__AUFGABE 1__
An welchem Beispiel lässt sich laut dem Auszug zur Familienbildung eine vermehrte „Erziehung von Eltern“ beobachten?
__AUFGABE 2__
Schreibe den Auszug zur Familienbildung im Anschluss an seinen letzten Satz weiter.

__TEXTAUSZUG__
• • •

Insgesamt ist der Entstehungskontext des Sammelbands für seine Ausrichtung nicht unerheblich, speist er sich aus einer spezifischen familienpolitischen Programmatik, mit der Familie bzw. Eltern gegenwärtig zentral gesetzt und in den Fokus kindlicher Bildungserfolge und -qualität gestellt werden. Ist die Position von Familie als primärer Sozialisationsinstanz keineswegs in ihrer Bedeutung für kindliches Aufwachsen zu schmälern und Bereitstellung einer öffentlichen Unterstützungs- und Beratungsinfrastruktur für Familien und Eltern insgesamt wenig strittig, so ergeben sich gleichwohl aus der politischen Kontextuierung für den Band grundlegende familienwissenschaftlich relevante Fragen, die jedoch in ihrer Beantwortung weitestgehend der Leserin bzw. dem Leser überlassen bleiben und insgesamt wenig explizit zum Gegenstand der Analyse und Reflexion gemacht werden: Wie geraten Familien und Eltern gegenwärtig in familien-, bildungs- und arbeitsmarktpolitischer Hinsicht mit welchem Interesse in den Fokus? Welche (unhinterfragten) Implikationen ergeben sich aus einer politisch-programmatisch aufgeladenen Figur der „frühen“ Bildung („Bildung von Anfang an“) und was steht in der Gefahr, bei diesem Zugang aus dem Blick zu geraten? Inwieweit lassen sich politische Zugriffswünsche auf Familie und familiale Privatheit ausmachen, die im Feld der Kinder- und Jugendhilfe insgesamt aktuell zum Ausdruck kommen und offensichtlich auch im Bereich der Familienbildung deutlicher als noch in der Vergangenheit Einzug halten? Welche Konsequenzen ergeben sich daraus perspektivisch für Bereiche der Familienbildung in ihrer inhaltlichen Orientierung, etwa mit Blick auf Momente von Kontrolle und Disziplinierung von („Risiko“-)Familien im Sinne einer vermehrten Etablierung einer „Erziehung von Eltern“ (beobachtbar auch am Beispiel Ganztagsschule)? Welche Grenzen von Familienbildung sind auszumachen und zu markieren, etwa auch mit Blick auf „benachbarte“ institutionelle Arrangements wie Kitas? Wie kommen gesellschaftliche Vorstellungen von bzw. Ansprüche an „gute(r)“ Elternschaft zum Tragen, etwa durch Medien, Politik und auch durch Lehr- und sozialpädagogische Fachkräfte, die nicht zuletzt spezifische Bedarfe an Unterstützung und Beratung im Rahmen von Familienbildung durchaus erst produzieren?

• • •

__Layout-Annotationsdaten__
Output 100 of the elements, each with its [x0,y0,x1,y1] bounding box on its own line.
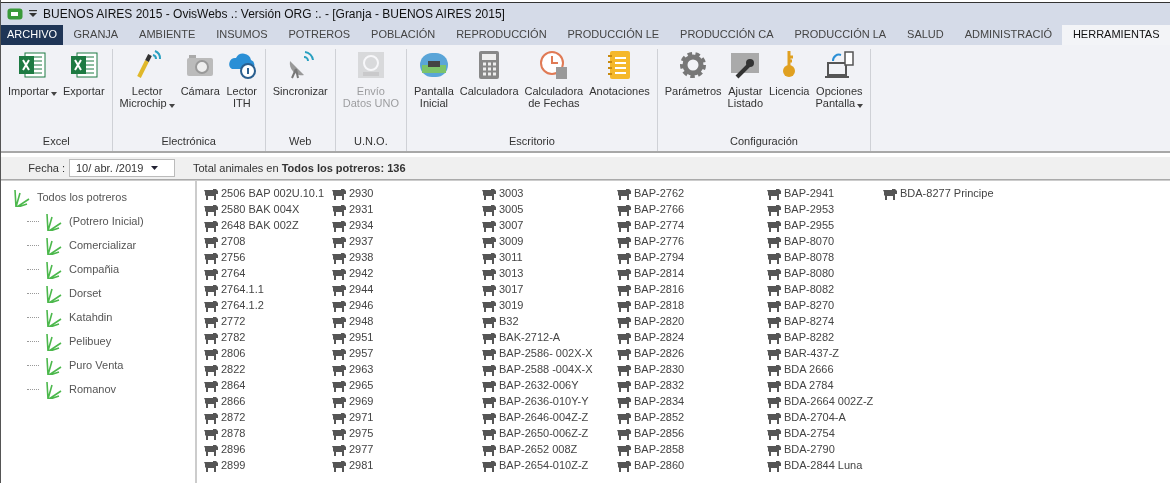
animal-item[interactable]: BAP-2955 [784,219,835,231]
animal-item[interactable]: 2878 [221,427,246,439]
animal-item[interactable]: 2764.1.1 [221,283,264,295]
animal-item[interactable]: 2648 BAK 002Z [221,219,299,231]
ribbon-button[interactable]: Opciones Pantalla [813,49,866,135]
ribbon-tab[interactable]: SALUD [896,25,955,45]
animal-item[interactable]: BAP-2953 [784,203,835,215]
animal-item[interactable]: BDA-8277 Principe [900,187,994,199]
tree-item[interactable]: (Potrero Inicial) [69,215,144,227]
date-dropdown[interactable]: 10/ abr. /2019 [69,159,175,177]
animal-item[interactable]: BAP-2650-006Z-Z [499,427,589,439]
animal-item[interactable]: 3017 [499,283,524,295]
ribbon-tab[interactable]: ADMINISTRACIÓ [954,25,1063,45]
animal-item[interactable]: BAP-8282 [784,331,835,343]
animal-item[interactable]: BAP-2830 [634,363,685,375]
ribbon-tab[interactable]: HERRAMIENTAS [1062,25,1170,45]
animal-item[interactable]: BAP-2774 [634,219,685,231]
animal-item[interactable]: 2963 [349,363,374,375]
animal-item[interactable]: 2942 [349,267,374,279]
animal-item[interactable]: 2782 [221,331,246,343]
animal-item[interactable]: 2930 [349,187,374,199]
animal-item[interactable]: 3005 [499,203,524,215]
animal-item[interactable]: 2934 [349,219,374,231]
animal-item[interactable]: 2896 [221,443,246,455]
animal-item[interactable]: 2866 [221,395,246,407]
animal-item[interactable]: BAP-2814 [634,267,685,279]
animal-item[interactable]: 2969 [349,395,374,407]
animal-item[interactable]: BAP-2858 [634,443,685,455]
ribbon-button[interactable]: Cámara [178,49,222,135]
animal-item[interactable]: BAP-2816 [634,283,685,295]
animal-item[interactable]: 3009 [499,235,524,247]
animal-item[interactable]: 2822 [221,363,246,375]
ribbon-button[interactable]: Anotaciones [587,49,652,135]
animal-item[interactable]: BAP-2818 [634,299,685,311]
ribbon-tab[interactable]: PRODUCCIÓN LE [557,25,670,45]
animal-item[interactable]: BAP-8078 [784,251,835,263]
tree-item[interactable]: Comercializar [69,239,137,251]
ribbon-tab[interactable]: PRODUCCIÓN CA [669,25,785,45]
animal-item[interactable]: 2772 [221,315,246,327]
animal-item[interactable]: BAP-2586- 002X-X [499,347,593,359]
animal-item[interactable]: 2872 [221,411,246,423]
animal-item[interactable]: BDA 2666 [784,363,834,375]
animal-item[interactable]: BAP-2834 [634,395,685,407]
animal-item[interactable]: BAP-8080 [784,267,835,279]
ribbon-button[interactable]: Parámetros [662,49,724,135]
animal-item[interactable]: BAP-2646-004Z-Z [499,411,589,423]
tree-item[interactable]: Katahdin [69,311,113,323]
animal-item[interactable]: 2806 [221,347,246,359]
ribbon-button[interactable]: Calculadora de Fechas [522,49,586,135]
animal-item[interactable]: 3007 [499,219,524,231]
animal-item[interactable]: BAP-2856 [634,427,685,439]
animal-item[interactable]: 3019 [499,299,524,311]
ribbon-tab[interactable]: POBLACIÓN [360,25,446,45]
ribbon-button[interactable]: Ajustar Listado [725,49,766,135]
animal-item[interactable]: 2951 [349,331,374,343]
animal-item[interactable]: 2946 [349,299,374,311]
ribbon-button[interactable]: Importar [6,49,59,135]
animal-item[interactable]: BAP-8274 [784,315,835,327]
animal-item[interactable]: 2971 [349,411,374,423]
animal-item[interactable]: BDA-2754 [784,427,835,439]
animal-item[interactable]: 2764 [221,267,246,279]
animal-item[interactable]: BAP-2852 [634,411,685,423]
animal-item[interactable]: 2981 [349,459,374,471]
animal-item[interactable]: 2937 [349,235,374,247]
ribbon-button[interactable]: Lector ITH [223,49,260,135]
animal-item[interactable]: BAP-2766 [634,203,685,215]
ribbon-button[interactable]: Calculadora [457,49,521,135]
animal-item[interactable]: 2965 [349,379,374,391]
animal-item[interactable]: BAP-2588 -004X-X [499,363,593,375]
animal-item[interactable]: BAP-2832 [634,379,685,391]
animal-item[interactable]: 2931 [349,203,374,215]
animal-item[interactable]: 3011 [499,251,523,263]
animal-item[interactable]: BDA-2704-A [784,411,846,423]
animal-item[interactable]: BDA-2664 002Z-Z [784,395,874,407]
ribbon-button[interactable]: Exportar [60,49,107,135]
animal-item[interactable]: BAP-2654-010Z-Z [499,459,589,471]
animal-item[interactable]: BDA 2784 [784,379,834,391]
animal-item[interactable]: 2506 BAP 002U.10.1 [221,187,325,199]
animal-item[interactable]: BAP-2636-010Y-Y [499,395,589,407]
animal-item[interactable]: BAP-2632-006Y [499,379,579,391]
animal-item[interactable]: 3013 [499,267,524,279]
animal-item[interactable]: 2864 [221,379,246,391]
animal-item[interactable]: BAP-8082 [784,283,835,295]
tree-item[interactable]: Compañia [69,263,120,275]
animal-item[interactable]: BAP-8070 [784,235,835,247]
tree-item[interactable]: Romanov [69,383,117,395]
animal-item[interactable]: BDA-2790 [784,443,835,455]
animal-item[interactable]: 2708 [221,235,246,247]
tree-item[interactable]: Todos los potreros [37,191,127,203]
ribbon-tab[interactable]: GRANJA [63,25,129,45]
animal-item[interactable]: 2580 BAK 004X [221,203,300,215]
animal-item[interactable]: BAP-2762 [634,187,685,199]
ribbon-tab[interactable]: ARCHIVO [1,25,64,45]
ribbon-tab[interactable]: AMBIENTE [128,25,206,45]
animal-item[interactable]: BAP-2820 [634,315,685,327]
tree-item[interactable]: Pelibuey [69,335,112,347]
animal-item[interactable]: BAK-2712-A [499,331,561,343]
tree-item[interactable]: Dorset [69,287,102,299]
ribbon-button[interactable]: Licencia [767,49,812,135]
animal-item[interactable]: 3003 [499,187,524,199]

• • •

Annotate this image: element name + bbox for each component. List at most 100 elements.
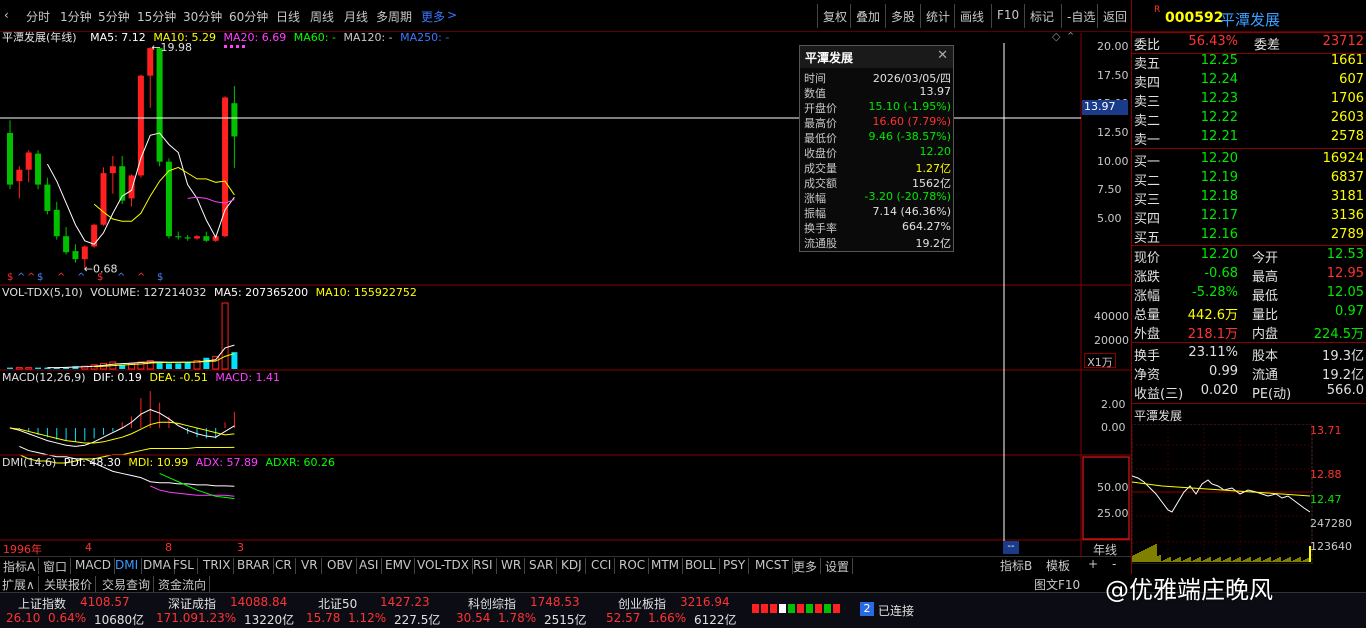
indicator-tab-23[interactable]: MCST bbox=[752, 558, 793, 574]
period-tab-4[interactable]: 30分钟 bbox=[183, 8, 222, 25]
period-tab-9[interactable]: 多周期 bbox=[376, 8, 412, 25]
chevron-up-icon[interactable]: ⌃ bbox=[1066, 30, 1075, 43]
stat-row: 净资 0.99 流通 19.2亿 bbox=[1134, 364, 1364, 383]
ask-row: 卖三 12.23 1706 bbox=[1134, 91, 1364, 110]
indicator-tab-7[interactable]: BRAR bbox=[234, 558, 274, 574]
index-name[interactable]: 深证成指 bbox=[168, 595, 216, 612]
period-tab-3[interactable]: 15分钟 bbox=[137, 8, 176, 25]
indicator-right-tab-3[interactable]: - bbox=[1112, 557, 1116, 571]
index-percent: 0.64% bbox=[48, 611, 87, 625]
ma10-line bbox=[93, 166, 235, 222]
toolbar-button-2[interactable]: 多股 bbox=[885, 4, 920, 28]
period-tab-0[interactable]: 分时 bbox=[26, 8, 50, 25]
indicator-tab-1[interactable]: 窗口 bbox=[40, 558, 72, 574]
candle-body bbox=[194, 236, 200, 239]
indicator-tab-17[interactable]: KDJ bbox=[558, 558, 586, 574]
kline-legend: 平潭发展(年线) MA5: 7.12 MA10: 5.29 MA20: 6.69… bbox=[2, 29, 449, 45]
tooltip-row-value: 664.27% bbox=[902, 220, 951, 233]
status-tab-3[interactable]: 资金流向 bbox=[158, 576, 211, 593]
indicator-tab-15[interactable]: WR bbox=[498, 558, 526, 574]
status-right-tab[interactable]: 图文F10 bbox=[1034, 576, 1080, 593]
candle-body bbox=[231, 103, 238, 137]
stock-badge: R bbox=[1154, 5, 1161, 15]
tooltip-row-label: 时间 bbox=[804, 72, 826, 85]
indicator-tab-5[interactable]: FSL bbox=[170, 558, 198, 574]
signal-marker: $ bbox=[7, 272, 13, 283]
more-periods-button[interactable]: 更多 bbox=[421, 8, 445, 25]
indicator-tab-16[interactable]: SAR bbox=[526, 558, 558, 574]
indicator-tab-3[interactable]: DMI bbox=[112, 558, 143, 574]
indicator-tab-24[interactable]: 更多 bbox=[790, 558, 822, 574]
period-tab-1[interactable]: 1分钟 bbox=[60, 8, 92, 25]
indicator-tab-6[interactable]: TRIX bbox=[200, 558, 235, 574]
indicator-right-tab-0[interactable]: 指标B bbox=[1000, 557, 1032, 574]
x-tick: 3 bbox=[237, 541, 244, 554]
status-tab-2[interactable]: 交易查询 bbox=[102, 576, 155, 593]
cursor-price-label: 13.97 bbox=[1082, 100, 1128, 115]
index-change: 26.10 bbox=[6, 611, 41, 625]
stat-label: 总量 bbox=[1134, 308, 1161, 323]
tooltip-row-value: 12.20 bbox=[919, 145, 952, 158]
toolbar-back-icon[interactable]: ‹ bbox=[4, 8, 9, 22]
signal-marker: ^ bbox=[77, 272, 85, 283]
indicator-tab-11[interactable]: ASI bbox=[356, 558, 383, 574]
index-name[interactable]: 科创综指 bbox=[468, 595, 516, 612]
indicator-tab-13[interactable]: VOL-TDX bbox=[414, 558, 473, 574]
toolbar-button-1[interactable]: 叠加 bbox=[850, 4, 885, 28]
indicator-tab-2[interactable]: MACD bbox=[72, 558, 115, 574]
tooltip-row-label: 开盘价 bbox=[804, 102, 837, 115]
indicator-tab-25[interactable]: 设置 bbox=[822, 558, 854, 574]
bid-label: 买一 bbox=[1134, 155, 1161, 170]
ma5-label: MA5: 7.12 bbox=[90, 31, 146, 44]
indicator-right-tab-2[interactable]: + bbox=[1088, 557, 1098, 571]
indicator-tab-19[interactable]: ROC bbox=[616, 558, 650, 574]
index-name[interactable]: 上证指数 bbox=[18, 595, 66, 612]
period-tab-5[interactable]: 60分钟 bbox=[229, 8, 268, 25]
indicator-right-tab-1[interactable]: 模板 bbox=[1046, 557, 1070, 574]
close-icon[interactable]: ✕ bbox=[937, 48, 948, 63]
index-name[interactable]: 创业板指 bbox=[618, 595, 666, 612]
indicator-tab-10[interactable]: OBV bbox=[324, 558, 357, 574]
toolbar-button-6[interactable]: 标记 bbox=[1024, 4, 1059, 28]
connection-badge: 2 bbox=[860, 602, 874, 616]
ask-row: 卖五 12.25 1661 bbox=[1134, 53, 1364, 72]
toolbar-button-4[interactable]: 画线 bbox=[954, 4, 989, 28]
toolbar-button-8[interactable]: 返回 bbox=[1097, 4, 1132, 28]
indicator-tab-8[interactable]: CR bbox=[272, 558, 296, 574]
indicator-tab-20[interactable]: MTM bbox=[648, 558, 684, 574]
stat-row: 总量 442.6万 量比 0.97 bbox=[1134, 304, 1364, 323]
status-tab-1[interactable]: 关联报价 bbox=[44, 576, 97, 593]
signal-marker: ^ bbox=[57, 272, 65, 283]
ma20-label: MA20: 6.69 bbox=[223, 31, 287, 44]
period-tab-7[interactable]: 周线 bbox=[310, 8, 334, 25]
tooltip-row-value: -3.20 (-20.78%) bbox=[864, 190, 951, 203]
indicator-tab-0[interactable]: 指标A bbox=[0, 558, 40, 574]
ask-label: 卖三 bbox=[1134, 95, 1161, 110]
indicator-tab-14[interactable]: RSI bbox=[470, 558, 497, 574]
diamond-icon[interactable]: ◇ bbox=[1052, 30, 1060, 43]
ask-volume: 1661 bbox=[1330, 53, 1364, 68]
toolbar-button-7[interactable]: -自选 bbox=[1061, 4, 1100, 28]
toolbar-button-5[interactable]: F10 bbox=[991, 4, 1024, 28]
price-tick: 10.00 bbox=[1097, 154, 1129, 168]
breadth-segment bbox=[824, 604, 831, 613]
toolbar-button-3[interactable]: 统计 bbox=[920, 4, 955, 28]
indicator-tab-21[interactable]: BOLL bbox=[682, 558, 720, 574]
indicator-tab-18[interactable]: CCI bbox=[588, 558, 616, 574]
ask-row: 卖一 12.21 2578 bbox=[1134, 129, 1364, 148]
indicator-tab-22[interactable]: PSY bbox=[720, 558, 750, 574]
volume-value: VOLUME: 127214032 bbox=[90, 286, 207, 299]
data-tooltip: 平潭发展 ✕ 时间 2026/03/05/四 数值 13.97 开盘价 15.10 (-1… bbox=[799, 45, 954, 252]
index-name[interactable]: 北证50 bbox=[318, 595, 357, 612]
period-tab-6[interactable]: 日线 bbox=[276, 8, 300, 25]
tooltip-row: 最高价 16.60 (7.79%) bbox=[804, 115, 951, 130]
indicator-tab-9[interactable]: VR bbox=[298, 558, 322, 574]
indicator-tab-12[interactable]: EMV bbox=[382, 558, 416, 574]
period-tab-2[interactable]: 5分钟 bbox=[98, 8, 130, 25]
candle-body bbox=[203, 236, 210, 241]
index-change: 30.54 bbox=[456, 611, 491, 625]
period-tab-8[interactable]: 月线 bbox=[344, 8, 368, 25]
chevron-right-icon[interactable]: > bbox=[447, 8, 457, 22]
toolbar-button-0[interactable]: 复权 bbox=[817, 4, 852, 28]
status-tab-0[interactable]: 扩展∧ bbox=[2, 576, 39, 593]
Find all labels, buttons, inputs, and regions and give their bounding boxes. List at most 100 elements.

• • •

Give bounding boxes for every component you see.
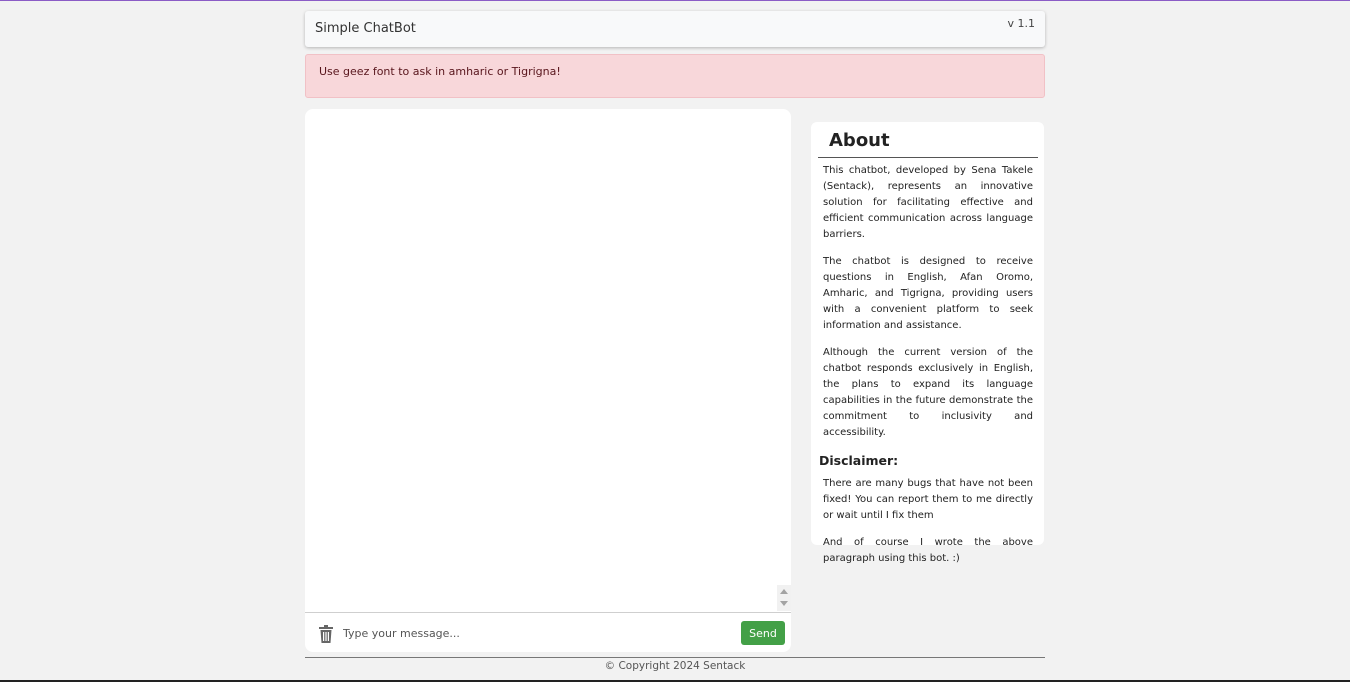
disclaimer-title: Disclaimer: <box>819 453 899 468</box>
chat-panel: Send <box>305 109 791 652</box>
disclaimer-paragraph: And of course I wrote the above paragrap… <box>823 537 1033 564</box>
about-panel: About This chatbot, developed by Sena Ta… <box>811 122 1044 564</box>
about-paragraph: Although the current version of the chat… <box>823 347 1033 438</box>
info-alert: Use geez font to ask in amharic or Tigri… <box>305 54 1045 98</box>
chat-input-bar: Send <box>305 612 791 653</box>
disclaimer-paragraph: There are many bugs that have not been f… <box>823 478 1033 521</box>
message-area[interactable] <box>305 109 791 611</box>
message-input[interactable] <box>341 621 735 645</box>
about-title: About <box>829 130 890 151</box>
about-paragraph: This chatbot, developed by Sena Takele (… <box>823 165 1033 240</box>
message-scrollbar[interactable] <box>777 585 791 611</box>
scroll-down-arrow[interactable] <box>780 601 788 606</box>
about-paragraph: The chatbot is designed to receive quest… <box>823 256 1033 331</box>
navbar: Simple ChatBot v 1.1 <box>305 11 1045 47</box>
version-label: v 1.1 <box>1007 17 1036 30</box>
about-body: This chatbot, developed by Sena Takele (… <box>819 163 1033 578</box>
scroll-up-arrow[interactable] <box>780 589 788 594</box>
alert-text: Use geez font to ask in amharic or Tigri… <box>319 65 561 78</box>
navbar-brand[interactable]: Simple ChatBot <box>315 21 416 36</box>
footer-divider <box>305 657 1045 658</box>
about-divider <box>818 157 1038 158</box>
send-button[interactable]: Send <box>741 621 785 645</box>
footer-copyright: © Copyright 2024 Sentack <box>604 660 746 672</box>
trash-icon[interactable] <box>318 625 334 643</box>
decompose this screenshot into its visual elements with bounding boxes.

• • •

__ENDERGEBNIS 1__
Am Beispiel der Ganztagsschule.

__ENDERGEBNIS 2__
Unentschieden zeigen sich die Autorinnen bzw. Autoren des Sammelbands in Hinblick auf eine explizite Bezugnahme auf das Bundesprogramm „Elternchance ist Kinderchance“, die sich vereinzelt in den Beiträgen zeigt, aber wenig differenziert ausfällt und sich zumeist darauf beschränkt, das Programm beispielsweise anhand von „Erfolgsfaktoren“ in seinen positiven Konsequenzen zu kommentieren. Eine substanzielle Auseinandersetzung mit „Elternchance ist Kinderchance“ findet kaum statt, womit die Gelegenheit vergeben wird, den Bereich der Familienbildung mit Blick auf die neueren familienpolitischen und -wissenschaftlichen Entwicklungen weiterführend zu befragen und Akzente etwa in Richtung einer weiterführenden Professionalisierung zu setzen.

Insgesamt bietet der Sammelband einen vertieften Einblick in das heterogene Feld der Familienbildung im deutschsprachigen und internationalen Kontext. Deutlich wird die zunehmende Bedeutung von Programmen der „Bildungsbegleitung“ und Unterstützung von Familien und Eltern, die sich gerade vor dem Hintergrund aktueller familien-, bildungs- und arbeitsmarktpolitischer Strategien entfalten und dahingehend zu analysieren sind.
Martina Richter (Duisburg-Essen)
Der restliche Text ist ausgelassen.